** START Data listing **

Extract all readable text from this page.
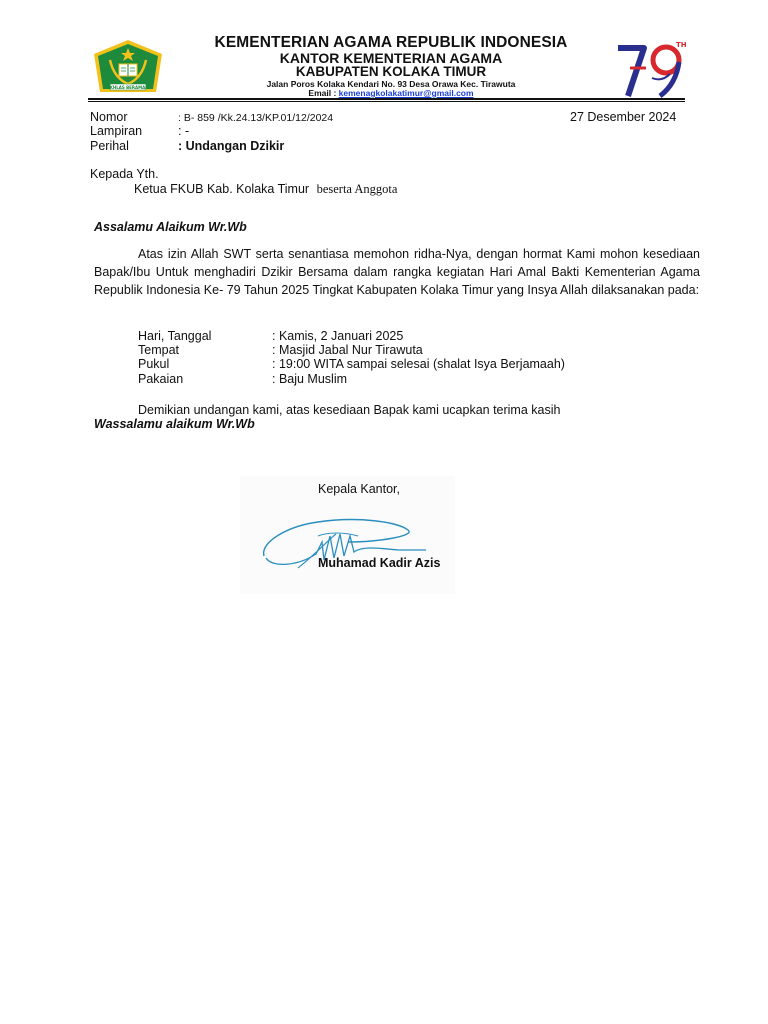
IKHLAS BERAMAL
KEMENTERIAN AGAMA REPUBLIK INDONESIA
KANTOR KEMENTERIAN AGAMA
KABUPATEN KOLAKA TIMUR
Jalan Poros Kolaka Kendari No. 93 Desa Orawa Kec. Tirawuta
Email : kemenagkolakatimur@gmail.com
TH
Nomor	: B- 859 /Kk.24.13/KP.01/12/2024	27 Desember 2024
Lampiran	: -
Perihal	: Undangan Dzikir
Kepada Yth.
Ketua FKUB Kab. Kolaka Timur beserta Anggota
Assalamu Alaikum Wr.Wb
Atas izin Allah SWT serta senantiasa memohon ridha-Nya, dengan hormat Kami mohon kesediaan Bapak/Ibu Untuk menghadiri Dzikir Bersama dalam rangka kegiatan Hari Amal Bakti Kementerian Agama Republik Indonesia Ke- 79 Tahun 2025 Tingkat Kabupaten Kolaka Timur yang Insya Allah dilaksanakan pada:
Hari, Tanggal	: Kamis, 2 Januari 2025
Tempat	: Masjid Jabal Nur Tirawuta
Pukul	: 19:00 WITA sampai selesai (shalat Isya Berjamaah)
Pakaian	: Baju Muslim
Demikian undangan kami, atas kesediaan Bapak kami ucapkan terima kasih
Wassalamu alaikum Wr.Wb
Kepala Kantor,
Muhamad Kadir Azis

** END Data listing **

The task
All of the records need repeating exactly, except for the pictures.

Finished answer
Extract all readable text from this page.
IKHLAS BERAMAL
KEMENTERIAN AGAMA REPUBLIK INDONESIA
KANTOR KEMENTERIAN AGAMA
KABUPATEN KOLAKA TIMUR
Jalan Poros Kolaka Kendari No. 93 Desa Orawa Kec. Tirawuta
Email : kemenagkolakatimur@gmail.com
TH
Nomor	: B- 859 /Kk.24.13/KP.01/12/2024	27 Desember 2024
Lampiran	: -
Perihal	: Undangan Dzikir
Kepada Yth.
Ketua FKUB Kab. Kolaka Timur beserta Anggota
Assalamu Alaikum Wr.Wb
Atas izin Allah SWT serta senantiasa memohon ridha-Nya, dengan hormat Kami mohon kesediaan Bapak/Ibu Untuk menghadiri Dzikir Bersama dalam rangka kegiatan Hari Amal Bakti Kementerian Agama Republik Indonesia Ke- 79 Tahun 2025 Tingkat Kabupaten Kolaka Timur yang Insya Allah dilaksanakan pada:
Hari, Tanggal	: Kamis, 2 Januari 2025
Tempat	: Masjid Jabal Nur Tirawuta
Pukul	: 19:00 WITA sampai selesai (shalat Isya Berjamaah)
Pakaian	: Baju Muslim
Demikian undangan kami, atas kesediaan Bapak kami ucapkan terima kasih
Wassalamu alaikum Wr.Wb
Kepala Kantor,
Muhamad Kadir Azis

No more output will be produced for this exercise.